### Job
In the entries that follow, count each line containing "http" and state the total, nothing more.

%%

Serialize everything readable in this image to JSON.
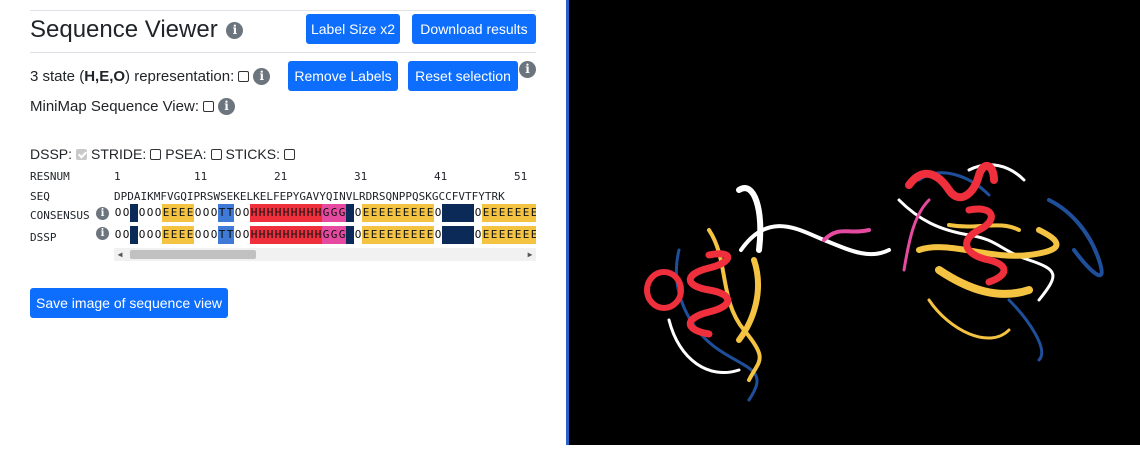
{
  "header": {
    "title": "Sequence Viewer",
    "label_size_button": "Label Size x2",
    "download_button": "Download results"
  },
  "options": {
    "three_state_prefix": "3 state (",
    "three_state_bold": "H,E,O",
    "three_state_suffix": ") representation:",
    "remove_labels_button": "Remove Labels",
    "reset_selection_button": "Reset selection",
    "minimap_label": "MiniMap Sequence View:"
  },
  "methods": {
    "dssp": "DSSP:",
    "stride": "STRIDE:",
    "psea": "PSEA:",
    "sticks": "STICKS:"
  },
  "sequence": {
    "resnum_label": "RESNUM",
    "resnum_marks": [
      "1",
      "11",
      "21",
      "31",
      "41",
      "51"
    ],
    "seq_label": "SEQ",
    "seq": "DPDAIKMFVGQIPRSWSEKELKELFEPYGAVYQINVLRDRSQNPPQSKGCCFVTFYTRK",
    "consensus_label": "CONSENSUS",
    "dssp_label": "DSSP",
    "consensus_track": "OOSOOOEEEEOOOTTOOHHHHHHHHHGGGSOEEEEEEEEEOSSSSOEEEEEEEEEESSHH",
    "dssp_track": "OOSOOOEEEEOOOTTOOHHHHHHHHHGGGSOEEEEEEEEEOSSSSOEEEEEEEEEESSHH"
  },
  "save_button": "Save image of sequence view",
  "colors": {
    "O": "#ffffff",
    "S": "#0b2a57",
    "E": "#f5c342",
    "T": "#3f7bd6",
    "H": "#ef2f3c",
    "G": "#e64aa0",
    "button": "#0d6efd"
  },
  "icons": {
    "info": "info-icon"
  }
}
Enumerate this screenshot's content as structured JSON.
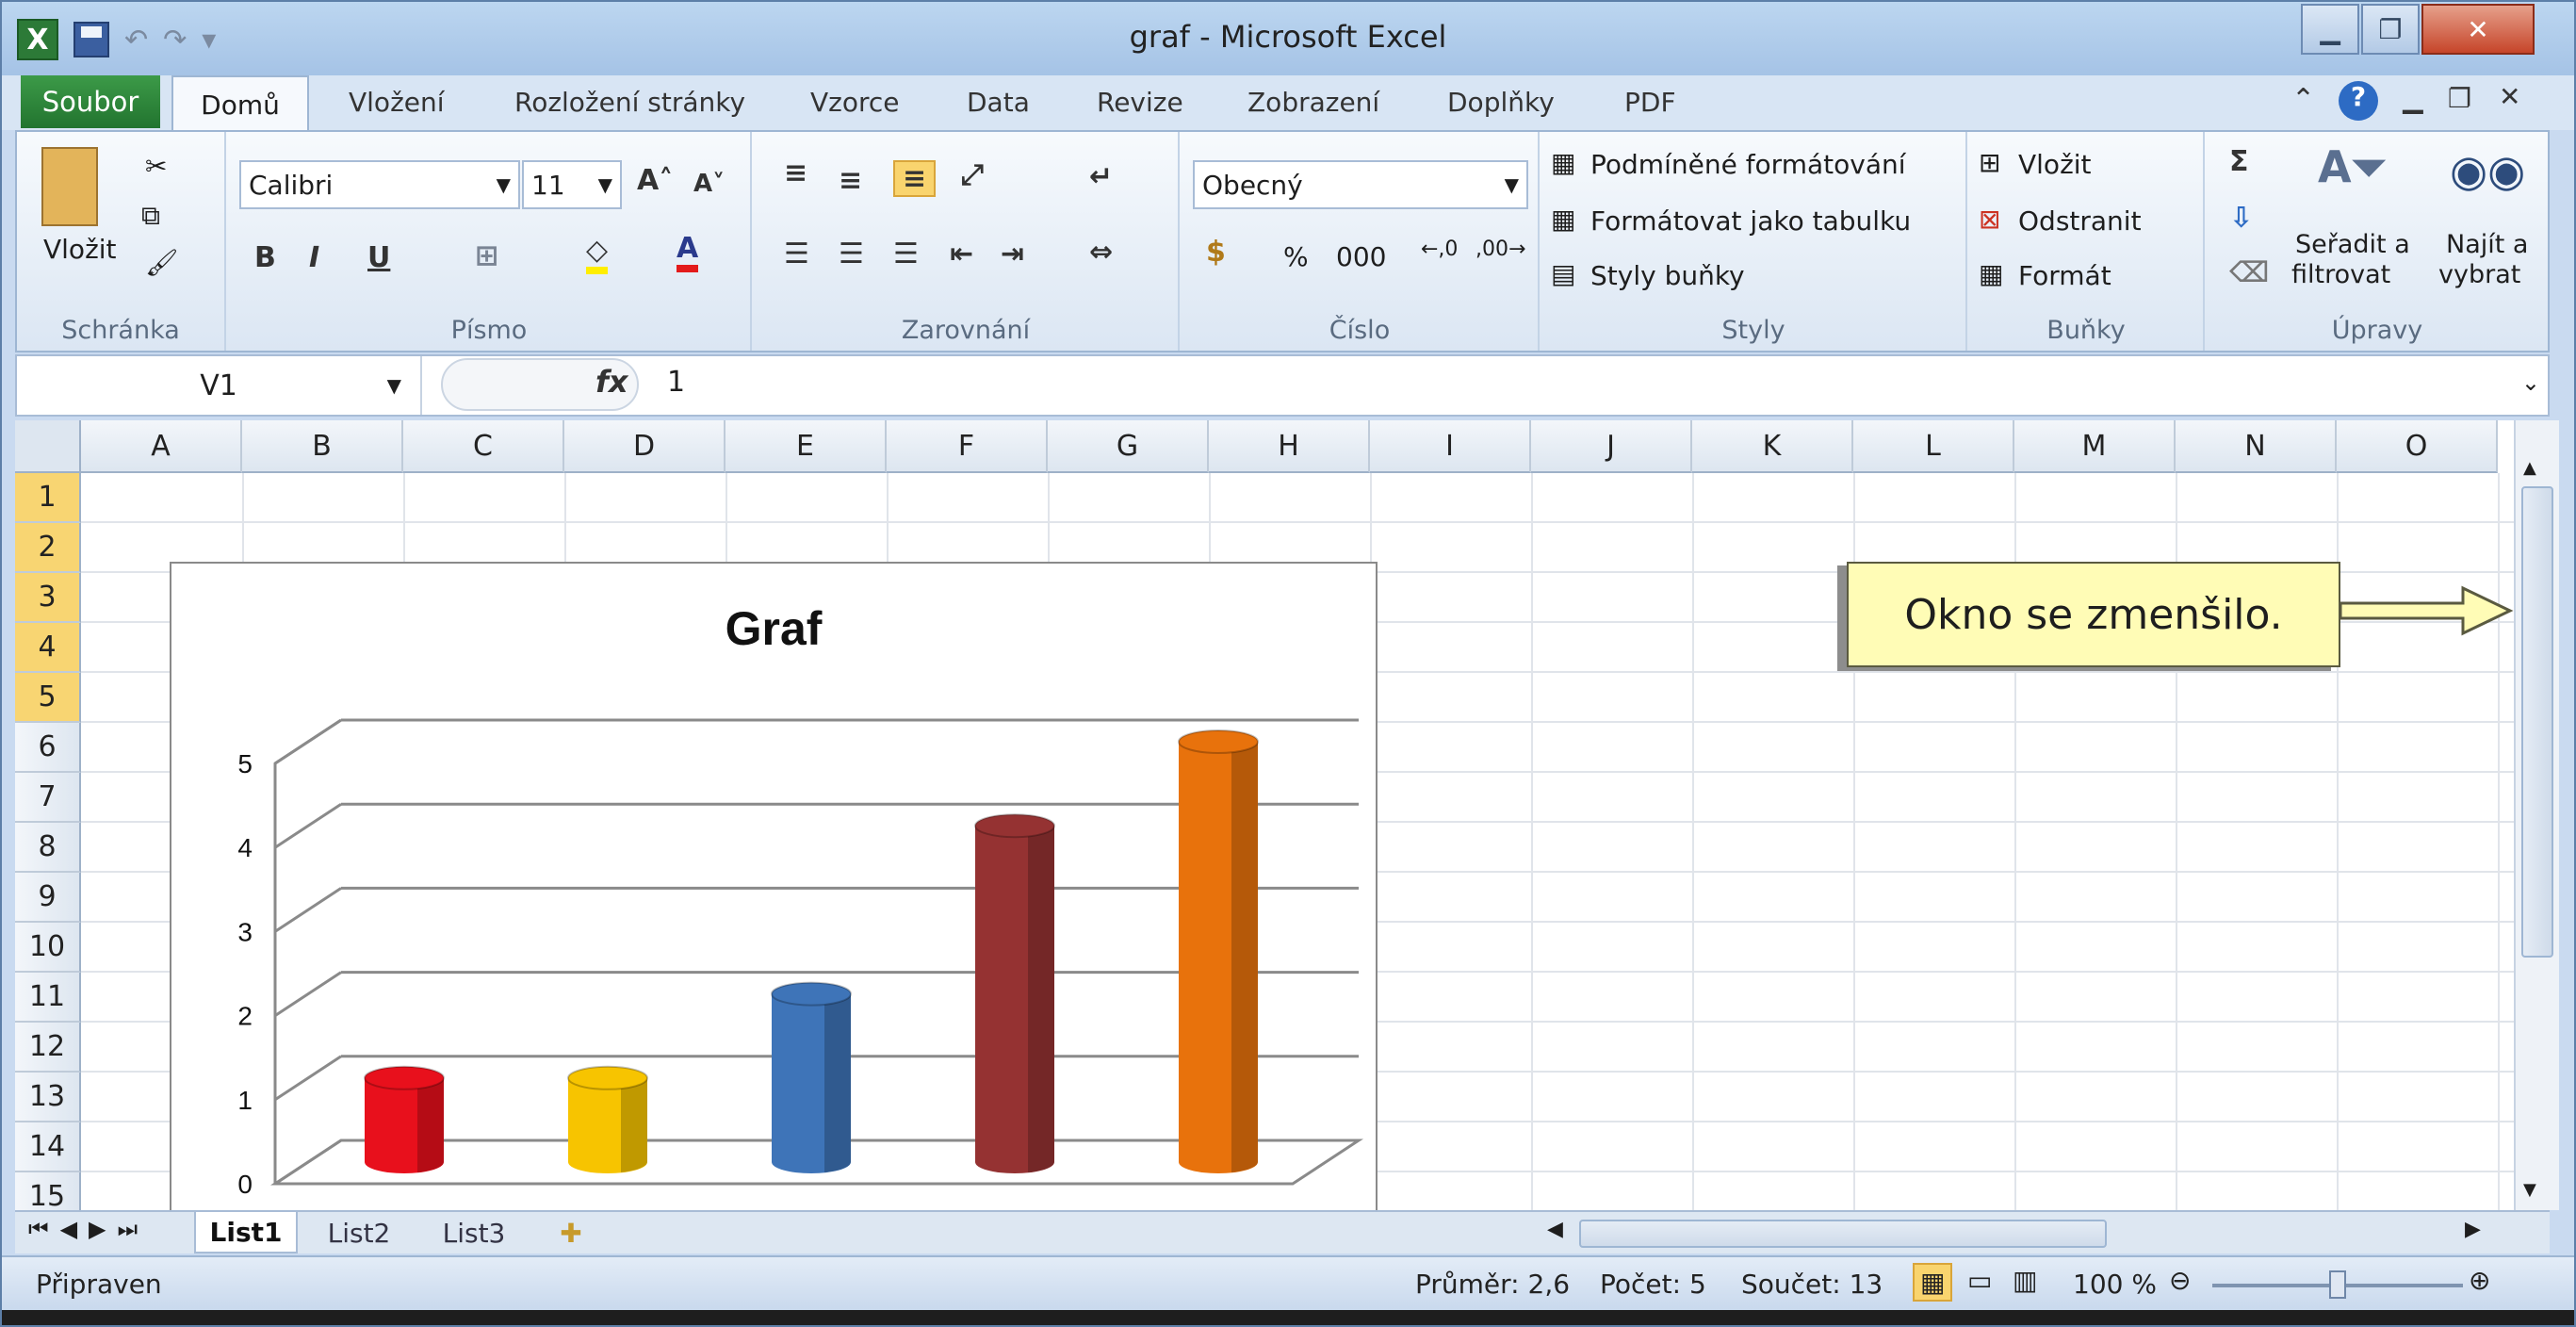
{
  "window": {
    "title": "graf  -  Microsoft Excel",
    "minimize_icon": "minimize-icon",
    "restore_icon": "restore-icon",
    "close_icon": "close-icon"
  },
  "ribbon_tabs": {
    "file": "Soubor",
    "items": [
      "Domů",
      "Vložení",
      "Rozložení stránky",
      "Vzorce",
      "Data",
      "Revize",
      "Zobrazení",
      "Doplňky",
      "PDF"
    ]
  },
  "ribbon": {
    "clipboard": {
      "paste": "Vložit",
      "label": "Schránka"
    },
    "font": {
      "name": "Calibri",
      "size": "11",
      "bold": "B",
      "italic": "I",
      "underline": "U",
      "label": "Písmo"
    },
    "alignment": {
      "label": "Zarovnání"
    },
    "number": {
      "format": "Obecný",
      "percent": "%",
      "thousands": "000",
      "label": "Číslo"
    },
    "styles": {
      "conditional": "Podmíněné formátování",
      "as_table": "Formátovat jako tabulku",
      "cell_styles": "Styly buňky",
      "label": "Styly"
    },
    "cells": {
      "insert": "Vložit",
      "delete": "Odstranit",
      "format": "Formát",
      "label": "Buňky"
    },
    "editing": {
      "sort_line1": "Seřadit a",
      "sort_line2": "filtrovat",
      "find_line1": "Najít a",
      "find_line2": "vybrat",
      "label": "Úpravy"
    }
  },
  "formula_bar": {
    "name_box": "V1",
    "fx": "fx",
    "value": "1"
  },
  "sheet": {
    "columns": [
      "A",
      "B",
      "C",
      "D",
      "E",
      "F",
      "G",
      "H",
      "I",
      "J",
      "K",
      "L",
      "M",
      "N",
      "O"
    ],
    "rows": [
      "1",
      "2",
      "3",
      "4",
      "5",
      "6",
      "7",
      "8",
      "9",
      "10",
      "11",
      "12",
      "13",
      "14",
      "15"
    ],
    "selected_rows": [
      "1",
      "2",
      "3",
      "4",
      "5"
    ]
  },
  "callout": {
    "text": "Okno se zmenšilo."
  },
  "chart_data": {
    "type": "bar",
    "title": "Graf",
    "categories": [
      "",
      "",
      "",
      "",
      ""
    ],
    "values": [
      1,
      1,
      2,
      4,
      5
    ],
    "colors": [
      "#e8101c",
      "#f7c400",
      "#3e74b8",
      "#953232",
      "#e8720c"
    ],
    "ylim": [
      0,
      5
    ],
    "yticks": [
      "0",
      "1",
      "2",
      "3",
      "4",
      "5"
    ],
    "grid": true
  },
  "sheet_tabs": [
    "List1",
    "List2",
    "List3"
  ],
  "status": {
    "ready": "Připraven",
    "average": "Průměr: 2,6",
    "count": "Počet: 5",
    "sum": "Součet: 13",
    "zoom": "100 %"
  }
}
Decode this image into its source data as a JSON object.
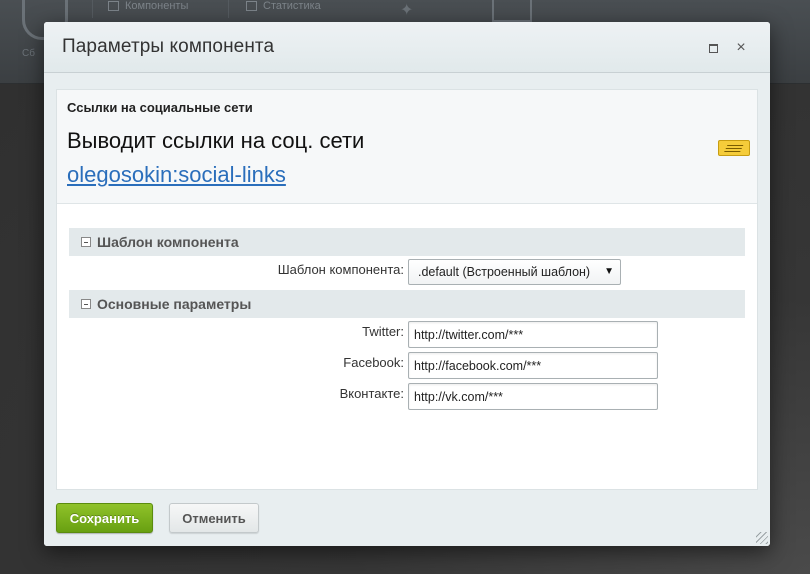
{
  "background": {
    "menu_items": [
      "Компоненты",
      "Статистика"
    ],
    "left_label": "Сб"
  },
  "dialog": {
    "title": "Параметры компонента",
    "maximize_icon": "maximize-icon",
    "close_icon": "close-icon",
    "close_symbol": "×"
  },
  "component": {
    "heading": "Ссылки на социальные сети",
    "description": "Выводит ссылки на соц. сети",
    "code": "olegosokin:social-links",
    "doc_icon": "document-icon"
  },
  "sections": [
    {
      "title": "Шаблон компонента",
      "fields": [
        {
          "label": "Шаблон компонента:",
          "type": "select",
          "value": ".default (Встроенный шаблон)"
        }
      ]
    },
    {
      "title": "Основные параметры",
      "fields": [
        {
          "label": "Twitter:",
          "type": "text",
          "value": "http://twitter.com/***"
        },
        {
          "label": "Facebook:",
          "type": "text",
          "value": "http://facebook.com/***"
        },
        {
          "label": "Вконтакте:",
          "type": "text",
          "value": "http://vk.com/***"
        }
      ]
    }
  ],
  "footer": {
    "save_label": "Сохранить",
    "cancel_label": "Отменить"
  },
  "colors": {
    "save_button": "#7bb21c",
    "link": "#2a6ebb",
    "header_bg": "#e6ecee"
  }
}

%%

### Output for this exercise
3